Work to be completed →
Quote the whole listing word for word, please.

··· Available data ···

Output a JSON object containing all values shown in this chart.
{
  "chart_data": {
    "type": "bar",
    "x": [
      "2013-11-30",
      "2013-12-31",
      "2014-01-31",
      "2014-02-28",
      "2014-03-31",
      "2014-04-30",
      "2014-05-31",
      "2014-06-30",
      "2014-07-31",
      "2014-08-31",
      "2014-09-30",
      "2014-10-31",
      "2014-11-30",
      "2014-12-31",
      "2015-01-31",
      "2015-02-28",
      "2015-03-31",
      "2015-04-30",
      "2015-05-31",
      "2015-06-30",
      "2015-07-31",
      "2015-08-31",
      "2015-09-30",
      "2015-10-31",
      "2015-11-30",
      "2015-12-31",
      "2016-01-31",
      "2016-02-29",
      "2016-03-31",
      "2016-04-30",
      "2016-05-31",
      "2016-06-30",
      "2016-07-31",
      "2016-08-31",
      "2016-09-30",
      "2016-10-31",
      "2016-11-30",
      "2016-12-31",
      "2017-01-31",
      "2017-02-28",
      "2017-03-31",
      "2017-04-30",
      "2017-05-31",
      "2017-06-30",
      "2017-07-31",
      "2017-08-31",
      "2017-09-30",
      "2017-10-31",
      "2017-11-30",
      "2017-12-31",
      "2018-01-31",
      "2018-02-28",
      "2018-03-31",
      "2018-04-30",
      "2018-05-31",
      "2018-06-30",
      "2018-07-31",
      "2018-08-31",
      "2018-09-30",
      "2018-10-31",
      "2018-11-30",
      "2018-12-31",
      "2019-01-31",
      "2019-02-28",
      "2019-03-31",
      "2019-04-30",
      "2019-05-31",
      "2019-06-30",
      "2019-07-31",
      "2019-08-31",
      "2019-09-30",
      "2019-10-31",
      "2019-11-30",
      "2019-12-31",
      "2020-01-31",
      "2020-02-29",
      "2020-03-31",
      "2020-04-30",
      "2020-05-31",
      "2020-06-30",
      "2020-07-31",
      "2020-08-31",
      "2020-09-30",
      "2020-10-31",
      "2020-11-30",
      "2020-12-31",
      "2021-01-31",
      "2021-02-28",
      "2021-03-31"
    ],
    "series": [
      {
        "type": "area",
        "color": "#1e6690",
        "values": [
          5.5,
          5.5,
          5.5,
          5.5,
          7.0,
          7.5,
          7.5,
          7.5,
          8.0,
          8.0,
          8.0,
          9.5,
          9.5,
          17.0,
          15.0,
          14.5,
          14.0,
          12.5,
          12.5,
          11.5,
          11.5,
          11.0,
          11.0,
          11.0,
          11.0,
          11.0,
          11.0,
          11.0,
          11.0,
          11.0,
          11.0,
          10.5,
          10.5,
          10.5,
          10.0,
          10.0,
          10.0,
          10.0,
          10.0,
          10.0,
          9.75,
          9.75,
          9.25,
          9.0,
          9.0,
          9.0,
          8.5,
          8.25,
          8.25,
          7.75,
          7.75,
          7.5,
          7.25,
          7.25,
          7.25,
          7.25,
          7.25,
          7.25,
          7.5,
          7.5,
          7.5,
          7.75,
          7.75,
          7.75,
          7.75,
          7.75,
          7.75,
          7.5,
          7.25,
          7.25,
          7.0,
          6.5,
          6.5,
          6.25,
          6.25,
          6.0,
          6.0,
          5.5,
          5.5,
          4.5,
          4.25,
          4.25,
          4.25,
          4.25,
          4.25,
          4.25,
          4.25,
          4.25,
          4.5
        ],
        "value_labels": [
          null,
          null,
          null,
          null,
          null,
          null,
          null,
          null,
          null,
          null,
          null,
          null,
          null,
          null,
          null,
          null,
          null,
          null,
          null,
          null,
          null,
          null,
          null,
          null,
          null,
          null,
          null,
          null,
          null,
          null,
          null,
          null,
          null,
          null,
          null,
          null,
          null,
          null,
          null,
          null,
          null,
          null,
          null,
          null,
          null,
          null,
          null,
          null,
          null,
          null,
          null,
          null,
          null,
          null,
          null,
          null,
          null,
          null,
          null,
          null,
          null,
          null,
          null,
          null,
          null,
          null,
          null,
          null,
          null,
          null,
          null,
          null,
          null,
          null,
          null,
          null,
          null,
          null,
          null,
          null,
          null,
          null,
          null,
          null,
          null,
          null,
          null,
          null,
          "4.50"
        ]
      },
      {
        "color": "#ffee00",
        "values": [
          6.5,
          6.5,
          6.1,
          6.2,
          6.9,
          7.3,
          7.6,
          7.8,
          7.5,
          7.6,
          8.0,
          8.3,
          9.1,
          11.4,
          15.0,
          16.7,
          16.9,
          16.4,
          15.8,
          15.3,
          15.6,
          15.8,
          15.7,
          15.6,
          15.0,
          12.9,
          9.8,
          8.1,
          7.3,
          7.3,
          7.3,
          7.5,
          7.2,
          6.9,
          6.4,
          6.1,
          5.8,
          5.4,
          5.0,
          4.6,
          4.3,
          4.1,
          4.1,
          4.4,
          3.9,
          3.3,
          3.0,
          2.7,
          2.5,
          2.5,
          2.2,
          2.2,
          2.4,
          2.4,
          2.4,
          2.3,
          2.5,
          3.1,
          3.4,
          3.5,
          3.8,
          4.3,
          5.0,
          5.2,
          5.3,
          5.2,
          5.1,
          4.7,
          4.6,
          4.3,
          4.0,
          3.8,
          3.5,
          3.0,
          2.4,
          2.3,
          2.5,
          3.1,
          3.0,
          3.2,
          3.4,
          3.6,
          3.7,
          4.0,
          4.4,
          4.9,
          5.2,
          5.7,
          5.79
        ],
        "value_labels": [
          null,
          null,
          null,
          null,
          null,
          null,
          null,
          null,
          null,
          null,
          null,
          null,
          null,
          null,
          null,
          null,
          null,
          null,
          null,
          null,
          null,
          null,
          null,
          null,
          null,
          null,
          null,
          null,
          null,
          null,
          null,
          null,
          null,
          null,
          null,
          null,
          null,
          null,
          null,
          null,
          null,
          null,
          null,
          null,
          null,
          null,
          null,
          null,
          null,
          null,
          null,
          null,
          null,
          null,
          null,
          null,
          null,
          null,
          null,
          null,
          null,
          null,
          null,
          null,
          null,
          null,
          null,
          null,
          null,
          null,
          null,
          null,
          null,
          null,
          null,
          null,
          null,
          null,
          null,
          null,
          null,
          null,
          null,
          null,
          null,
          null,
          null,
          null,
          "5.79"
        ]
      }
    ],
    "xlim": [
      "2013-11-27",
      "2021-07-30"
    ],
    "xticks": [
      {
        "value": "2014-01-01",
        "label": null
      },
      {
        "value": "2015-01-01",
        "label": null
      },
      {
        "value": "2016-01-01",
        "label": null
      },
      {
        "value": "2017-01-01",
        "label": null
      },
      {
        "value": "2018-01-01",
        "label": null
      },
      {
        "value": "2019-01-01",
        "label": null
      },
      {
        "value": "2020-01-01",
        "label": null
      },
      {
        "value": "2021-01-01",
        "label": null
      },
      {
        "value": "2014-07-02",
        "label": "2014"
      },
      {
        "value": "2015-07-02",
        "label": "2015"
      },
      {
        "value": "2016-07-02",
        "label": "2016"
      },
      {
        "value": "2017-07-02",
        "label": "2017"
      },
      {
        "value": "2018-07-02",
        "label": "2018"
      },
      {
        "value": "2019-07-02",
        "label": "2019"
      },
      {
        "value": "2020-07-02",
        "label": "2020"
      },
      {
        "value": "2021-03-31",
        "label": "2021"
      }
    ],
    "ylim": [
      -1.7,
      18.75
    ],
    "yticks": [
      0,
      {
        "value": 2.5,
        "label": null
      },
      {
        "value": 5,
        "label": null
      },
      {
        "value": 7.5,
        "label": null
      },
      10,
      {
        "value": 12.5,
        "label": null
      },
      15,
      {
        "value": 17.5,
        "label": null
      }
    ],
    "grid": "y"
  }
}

···

Completed task →
Output a JSON object containing all values shown in this chart.
{
  "chart_data": {
    "type": "bar",
    "x": [
      "2013-11-30",
      "2013-12-31",
      "2014-01-31",
      "2014-02-28",
      "2014-03-31",
      "2014-04-30",
      "2014-05-31",
      "2014-06-30",
      "2014-07-31",
      "2014-08-31",
      "2014-09-30",
      "2014-10-31",
      "2014-11-30",
      "2014-12-31",
      "2015-01-31",
      "2015-02-28",
      "2015-03-31",
      "2015-04-30",
      "2015-05-31",
      "2015-06-30",
      "2015-07-31",
      "2015-08-31",
      "2015-09-30",
      "2015-10-31",
      "2015-11-30",
      "2015-12-31",
      "2016-01-31",
      "2016-02-29",
      "2016-03-31",
      "2016-04-30",
      "2016-05-31",
      "2016-06-30",
      "2016-07-31",
      "2016-08-31",
      "2016-09-30",
      "2016-10-31",
      "2016-11-30",
      "2016-12-31",
      "2017-01-31",
      "2017-02-28",
      "2017-03-31",
      "2017-04-30",
      "2017-05-31",
      "2017-06-30",
      "2017-07-31",
      "2017-08-31",
      "2017-09-30",
      "2017-10-31",
      "2017-11-30",
      "2017-12-31",
      "2018-01-31",
      "2018-02-28",
      "2018-03-31",
      "2018-04-30",
      "2018-05-31",
      "2018-06-30",
      "2018-07-31",
      "2018-08-31",
      "2018-09-30",
      "2018-10-31",
      "2018-11-30",
      "2018-12-31",
      "2019-01-31",
      "2019-02-28",
      "2019-03-31",
      "2019-04-30",
      "2019-05-31",
      "2019-06-30",
      "2019-07-31",
      "2019-08-31",
      "2019-09-30",
      "2019-10-31",
      "2019-11-30",
      "2019-12-31",
      "2020-01-31",
      "2020-02-29",
      "2020-03-31",
      "2020-04-30",
      "2020-05-31",
      "2020-06-30",
      "2020-07-31",
      "2020-08-31",
      "2020-09-30",
      "2020-10-31",
      "2020-11-30",
      "2020-12-31",
      "2021-01-31",
      "2021-02-28",
      "2021-03-31"
    ],
    "series": [
      {
        "type": "area",
        "color": "#1e6690",
        "values": [
          5.5,
          5.5,
          5.5,
          5.5,
          7.0,
          7.5,
          7.5,
          7.5,
          8.0,
          8.0,
          8.0,
          9.5,
          9.5,
          17.0,
          15.0,
          14.5,
          14.0,
          12.5,
          12.5,
          11.5,
          11.5,
          11.0,
          11.0,
          11.0,
          11.0,
          11.0,
          11.0,
          11.0,
          11.0,
          11.0,
          11.0,
          10.5,
          10.5,
          10.5,
          10.0,
          10.0,
          10.0,
          10.0,
          10.0,
          10.0,
          9.75,
          9.75,
          9.25,
          9.0,
          9.0,
          9.0,
          8.5,
          8.25,
          8.25,
          7.75,
          7.75,
          7.5,
          7.25,
          7.25,
          7.25,
          7.25,
          7.25,
          7.25,
          7.5,
          7.5,
          7.5,
          7.75,
          7.75,
          7.75,
          7.75,
          7.75,
          7.75,
          7.5,
          7.25,
          7.25,
          7.0,
          6.5,
          6.5,
          6.25,
          6.25,
          6.0,
          6.0,
          5.5,
          5.5,
          4.5,
          4.25,
          4.25,
          4.25,
          4.25,
          4.25,
          4.25,
          4.25,
          4.25,
          4.5
        ],
        "value_labels": [
          null,
          null,
          null,
          null,
          null,
          null,
          null,
          null,
          null,
          null,
          null,
          null,
          null,
          null,
          null,
          null,
          null,
          null,
          null,
          null,
          null,
          null,
          null,
          null,
          null,
          null,
          null,
          null,
          null,
          null,
          null,
          null,
          null,
          null,
          null,
          null,
          null,
          null,
          null,
          null,
          null,
          null,
          null,
          null,
          null,
          null,
          null,
          null,
          null,
          null,
          null,
          null,
          null,
          null,
          null,
          null,
          null,
          null,
          null,
          null,
          null,
          null,
          null,
          null,
          null,
          null,
          null,
          null,
          null,
          null,
          null,
          null,
          null,
          null,
          null,
          null,
          null,
          null,
          null,
          null,
          null,
          null,
          null,
          null,
          null,
          null,
          null,
          null,
          "4.50"
        ]
      },
      {
        "color": "#ffee00",
        "values": [
          6.5,
          6.5,
          6.1,
          6.2,
          6.9,
          7.3,
          7.6,
          7.8,
          7.5,
          7.6,
          8.0,
          8.3,
          9.1,
          11.4,
          15.0,
          16.7,
          16.9,
          16.4,
          15.8,
          15.3,
          15.6,
          15.8,
          15.7,
          15.6,
          15.0,
          12.9,
          9.8,
          8.1,
          7.3,
          7.3,
          7.3,
          7.5,
          7.2,
          6.9,
          6.4,
          6.1,
          5.8,
          5.4,
          5.0,
          4.6,
          4.3,
          4.1,
          4.1,
          4.4,
          3.9,
          3.3,
          3.0,
          2.7,
          2.5,
          2.5,
          2.2,
          2.2,
          2.4,
          2.4,
          2.4,
          2.3,
          2.5,
          3.1,
          3.4,
          3.5,
          3.8,
          4.3,
          5.0,
          5.2,
          5.3,
          5.2,
          5.1,
          4.7,
          4.6,
          4.3,
          4.0,
          3.8,
          3.5,
          3.0,
          2.4,
          2.3,
          2.5,
          3.1,
          3.0,
          3.2,
          3.4,
          3.6,
          3.7,
          4.0,
          4.4,
          4.9,
          5.2,
          5.7,
          5.79
        ],
        "value_labels": [
          null,
          null,
          null,
          null,
          null,
          null,
          null,
          null,
          null,
          null,
          null,
          null,
          null,
          null,
          null,
          null,
          null,
          null,
          null,
          null,
          null,
          null,
          null,
          null,
          null,
          null,
          null,
          null,
          null,
          null,
          null,
          null,
          null,
          null,
          null,
          null,
          null,
          null,
          null,
          null,
          null,
          null,
          null,
          null,
          null,
          null,
          null,
          null,
          null,
          null,
          null,
          null,
          null,
          null,
          null,
          null,
          null,
          null,
          null,
          null,
          null,
          null,
          null,
          null,
          null,
          null,
          null,
          null,
          null,
          null,
          null,
          null,
          null,
          null,
          null,
          null,
          null,
          null,
          null,
          null,
          null,
          null,
          null,
          null,
          null,
          null,
          null,
          null,
          "5.79"
        ]
      }
    ],
    "xlim": [
      "2013-11-27",
      "2021-07-30"
    ],
    "xticks": [
      {
        "value": "2014-01-01",
        "label": null
      },
      {
        "value": "2015-01-01",
        "label": null
      },
      {
        "value": "2016-01-01",
        "label": null
      },
      {
        "value": "2017-01-01",
        "label": null
      },
      {
        "value": "2018-01-01",
        "label": null
      },
      {
        "value": "2019-01-01",
        "label": null
      },
      {
        "value": "2020-01-01",
        "label": null
      },
      {
        "value": "2021-01-01",
        "label": null
      },
      {
        "value": "2014-07-02",
        "label": "2014"
      },
      {
        "value": "2015-07-02",
        "label": "2015"
      },
      {
        "value": "2016-07-02",
        "label": "2016"
      },
      {
        "value": "2017-07-02",
        "label": "2017"
      },
      {
        "value": "2018-07-02",
        "label": "2018"
      },
      {
        "value": "2019-07-02",
        "label": "2019"
      },
      {
        "value": "2020-07-02",
        "label": "2020"
      },
      {
        "value": "2021-03-31",
        "label": "2021"
      }
    ],
    "ylim": [
      -1.7,
      18.75
    ],
    "yticks": [
      0,
      {
        "value": 2.5,
        "label": null
      },
      {
        "value": 5,
        "label": null
      },
      {
        "value": 7.5,
        "label": null
      },
      10,
      {
        "value": 12.5,
        "label": null
      },
      15,
      {
        "value": 17.5,
        "label": null
      }
    ],
    "grid": "y"
  }
}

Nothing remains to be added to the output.